-- Set problem --
Make an exact copy of all the material below, apart from the pictures.
++++ Data provided ++++
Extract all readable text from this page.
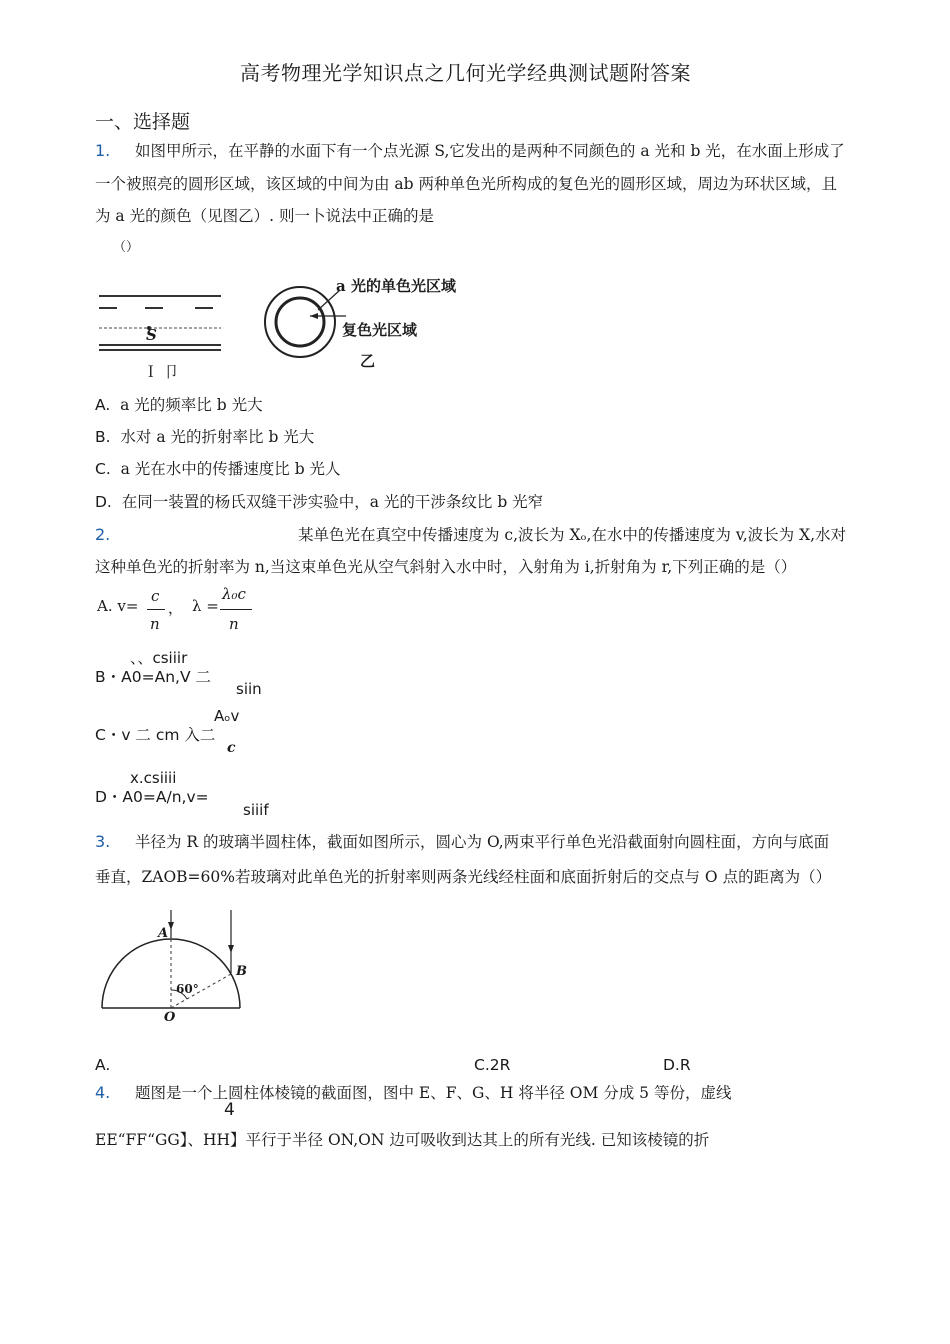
高考物理光学知识点之几何光学经典测试题附答案
一、选择题
1. 如图甲所示，在平静的水面下有一个点光源 S,它发出的是两种不同颜色的 a 光和 b 光，在水面上形成了
一个被照亮的圆形区域，该区域的中间为由 ab 两种单色光所构成的复色光的圆形区域，周边为环状区域，且
为 a 光的颜色（见图乙）. 则一卜说法中正确的是
（）
S
Ｉ 卩
a 光的单色光区域
复色光区域
乙
A. a 光的频率比 b 光大
B. 水对 a 光的折射率比 b 光大
C. a 光在水中的传播速度比 b 光人
D. 在同一装置的杨氏双缝干涉实验中，a 光的干涉条纹比 b 光窄
2.	某单色光在真空中传播速度为 c,波长为 Xₒ,在水中的传播速度为 v,波长为 X,水对
这种单色光的折射率为 n,当这束单色光从空气斜射入水中时，入射角为 i,折射角为 r,下列正确的是（）
A. v=
c
n
， λ =
λ₀c
n
、、csiiir
B・A0=An,V 二
siin
Aₒv
C・v 二 cm 入二
c
x.csiiii
D・A0=A/n,v=
siiif
3. 半径为 R 的玻璃半圆柱体，截面如图所示，圆心为 O,两束平行单色光沿截面射向圆柱面，方向与底面
垂直，ZAOB=60%若玻璃对此单色光的折射率则两条光线经柱面和底面折射后的交点与 O 点的距离为（）
A
B
O
60°
A.	C.2R	D.R
4. 题图是一个上圆柱体棱镜的截面图，图中 E、F、G、H 将半径 OM 分成 5 等份，虚线
4
EE“FF“GG】、HH】平行于半径 ON,ON 边可吸收到达其上的所有光线. 已知该棱镜的折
++++
-- Output of the exercise --
Extract all readable text from this page.
高考物理光学知识点之几何光学经典测试题附答案
一、选择题
1. 如图甲所示，在平静的水面下有一个点光源 S,它发出的是两种不同颜色的 a 光和 b 光，在水面上形成了
一个被照亮的圆形区域，该区域的中间为由 ab 两种单色光所构成的复色光的圆形区域，周边为环状区域，且
为 a 光的颜色（见图乙）. 则一卜说法中正确的是
（）
S
Ｉ 卩
a 光的单色光区域
复色光区域
乙
A. a 光的频率比 b 光大
B. 水对 a 光的折射率比 b 光大
C. a 光在水中的传播速度比 b 光人
D. 在同一装置的杨氏双缝干涉实验中，a 光的干涉条纹比 b 光窄
2.	某单色光在真空中传播速度为 c,波长为 Xₒ,在水中的传播速度为 v,波长为 X,水对
这种单色光的折射率为 n,当这束单色光从空气斜射入水中时，入射角为 i,折射角为 r,下列正确的是（）
A. v=
c
n
， λ =
λ₀c
n
、、csiiir
B・A0=An,V 二
siin
Aₒv
C・v 二 cm 入二
c
x.csiiii
D・A0=A/n,v=
siiif
3. 半径为 R 的玻璃半圆柱体，截面如图所示，圆心为 O,两束平行单色光沿截面射向圆柱面，方向与底面
垂直，ZAOB=60%若玻璃对此单色光的折射率则两条光线经柱面和底面折射后的交点与 O 点的距离为（）
A
B
O
60°
A.	C.2R	D.R
4. 题图是一个上圆柱体棱镜的截面图，图中 E、F、G、H 将半径 OM 分成 5 等份，虚线
4
EE“FF“GG】、HH】平行于半径 ON,ON 边可吸收到达其上的所有光线. 已知该棱镜的折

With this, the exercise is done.